● **WHAT YOU HAVE TO DO**:
In your copy, leave out the pictures; write out all the data exactly.

● **Part of a data file**:
· · · ·

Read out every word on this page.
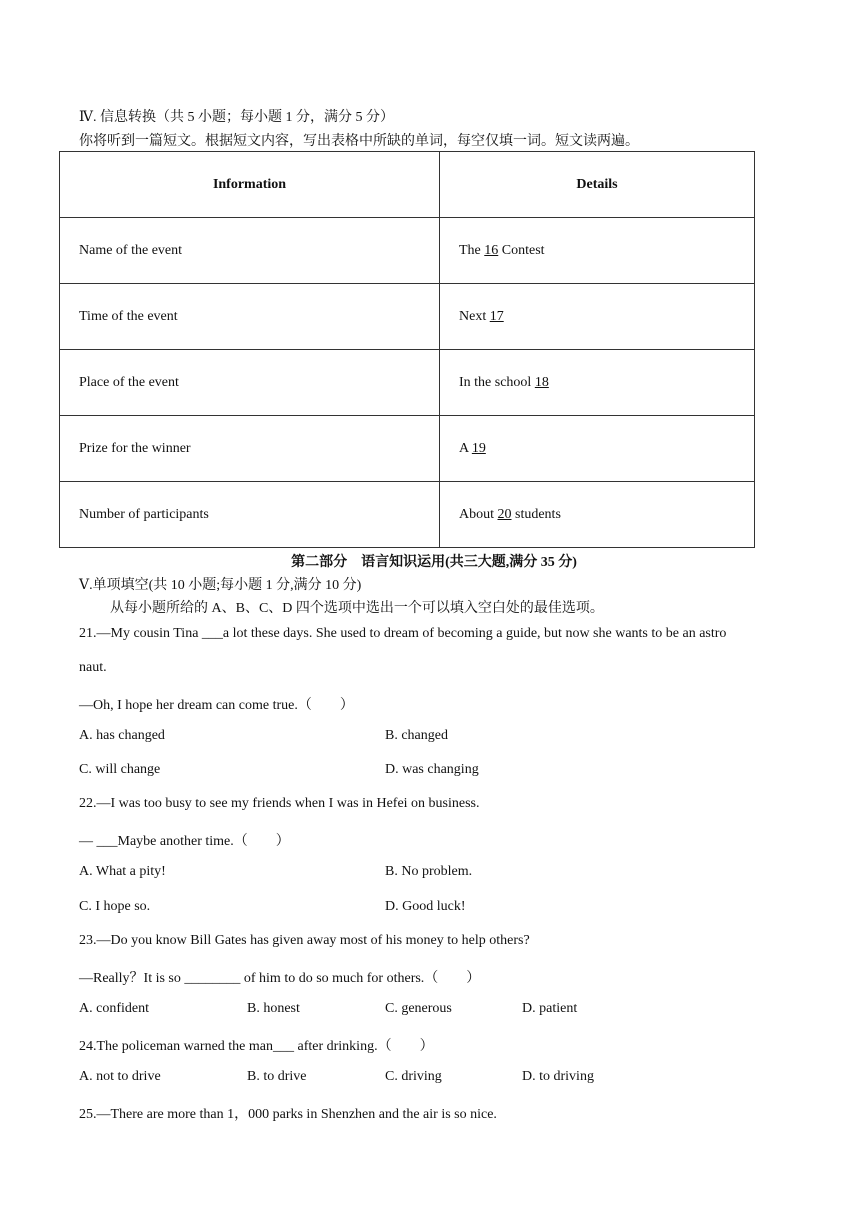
Ⅳ. 信息转换（共 5 小题；每小题 1 分，满分 5 分）
你将听到一篇短文。根据短文内容，写出表格中所缺的单词，每空仅填一词。短文读两遍。
Information	Details
Name of the event	The 16 Contest
Time of the event	Next 17
Place of the event	In the school 18
Prize for the winner	A 19
Number of participants	About 20 students
第二部分　语言知识运用(共三大题,满分 35 分)
Ⅴ.单项填空(共 10 小题;每小题 1 分,满分 10 分)
从每小题所给的 A、B、C、D 四个选项中选出一个可以填入空白处的最佳选项。
21.—My cousin Tina ___a lot these days. She used to dream of becoming a guide, but now she wants to be an astro
naut.
—Oh, I hope her dream can come true.（　　）
A. has changed	B. changed
C. will change	D. was changing
22.—I was too busy to see my friends when I was in Hefei on business.
— ___Maybe another time.（　　）
A. What a pity!	B. No problem.
C. I hope so.	D. Good luck!
23.—Do you know Bill Gates has given away most of his money to help others?
—Really？It is so ________ of him to do so much for others.（　　）
A. confident	B. honest	C. generous	D. patient
24.The policeman warned the man___ after drinking.（　　）
A. not to drive	B. to drive	C. driving	D. to driving
25.—There are more than 1，000 parks in Shenzhen and the air is so nice.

· · · ·

● **RESPONSE**:
Read out every word on this page.
Ⅳ. 信息转换（共 5 小题；每小题 1 分，满分 5 分）
你将听到一篇短文。根据短文内容，写出表格中所缺的单词，每空仅填一词。短文读两遍。
Information	Details
Name of the event	The 16 Contest
Time of the event	Next 17
Place of the event	In the school 18
Prize for the winner	A 19
Number of participants	About 20 students
第二部分　语言知识运用(共三大题,满分 35 分)
Ⅴ.单项填空(共 10 小题;每小题 1 分,满分 10 分)
从每小题所给的 A、B、C、D 四个选项中选出一个可以填入空白处的最佳选项。
21.—My cousin Tina ___a lot these days. She used to dream of becoming a guide, but now she wants to be an astro
naut.
—Oh, I hope her dream can come true.（　　）
A. has changed	B. changed
C. will change	D. was changing
22.—I was too busy to see my friends when I was in Hefei on business.
— ___Maybe another time.（　　）
A. What a pity!	B. No problem.
C. I hope so.	D. Good luck!
23.—Do you know Bill Gates has given away most of his money to help others?
—Really？It is so ________ of him to do so much for others.（　　）
A. confident	B. honest	C. generous	D. patient
24.The policeman warned the man___ after drinking.（　　）
A. not to drive	B. to drive	C. driving	D. to driving
25.—There are more than 1，000 parks in Shenzhen and the air is so nice.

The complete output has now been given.